▸ **Problem details**
Locate every line that holds the string "title" and copy it.

▸ **Entries**
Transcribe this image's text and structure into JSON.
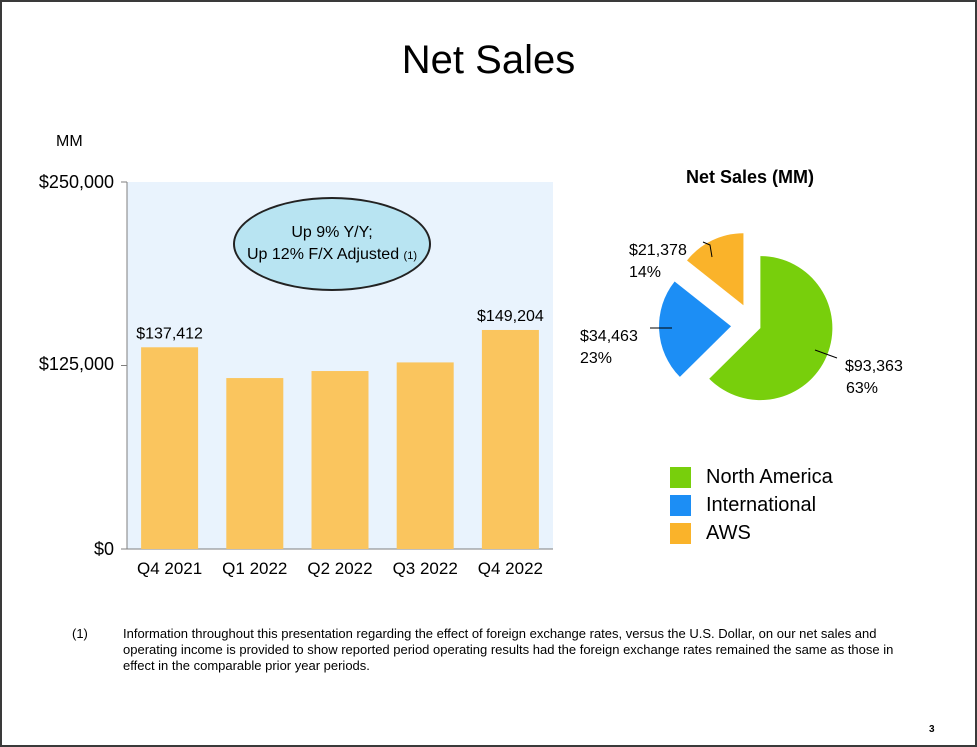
{
  "page": {
    "title": "Net Sales",
    "footnote_number": "(1)",
    "footnote_text": "Information throughout this presentation regarding the effect of foreign exchange rates, versus the U.S. Dollar, on our net sales and operating income is provided to show reported period operating results had the foreign exchange rates remained the same as those in effect in the comparable prior year periods.",
    "page_number": "3"
  },
  "chart_data": [
    {
      "type": "bar",
      "title": "",
      "unit_label": "MM",
      "ylabel": "",
      "xlabel": "",
      "ylim": [
        0,
        250000
      ],
      "y_tick_labels": [
        "$250,000",
        "$125,000",
        "$0"
      ],
      "y_ticks": [
        250000,
        125000,
        0
      ],
      "categories": [
        "Q4 2021",
        "Q1 2022",
        "Q2 2022",
        "Q3 2022",
        "Q4 2022"
      ],
      "values": [
        137412,
        116444,
        121234,
        127101,
        149204
      ],
      "data_labels": [
        "$137,412",
        "",
        "",
        "",
        "$149,204"
      ],
      "bar_color": "#fac55e",
      "plot_background": "#e9f3fd",
      "annotation": {
        "line1": "Up 9% Y/Y;",
        "line2": "Up 12% F/X Adjusted",
        "ref": "(1)"
      }
    },
    {
      "type": "pie",
      "title": "Net Sales (MM)",
      "slices": [
        {
          "name": "North America",
          "value": 93363,
          "label": "$93,363",
          "percent": "63%",
          "color": "#78cf0c"
        },
        {
          "name": "International",
          "value": 34463,
          "label": "$34,463",
          "percent": "23%",
          "color": "#1c8ef5"
        },
        {
          "name": "AWS",
          "value": 21378,
          "label": "$21,378",
          "percent": "14%",
          "color": "#fab32a"
        }
      ]
    }
  ]
}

▸ **Solution**
    "title": "Net Sales",
      "title": "",
      "title": "Net Sales (MM)",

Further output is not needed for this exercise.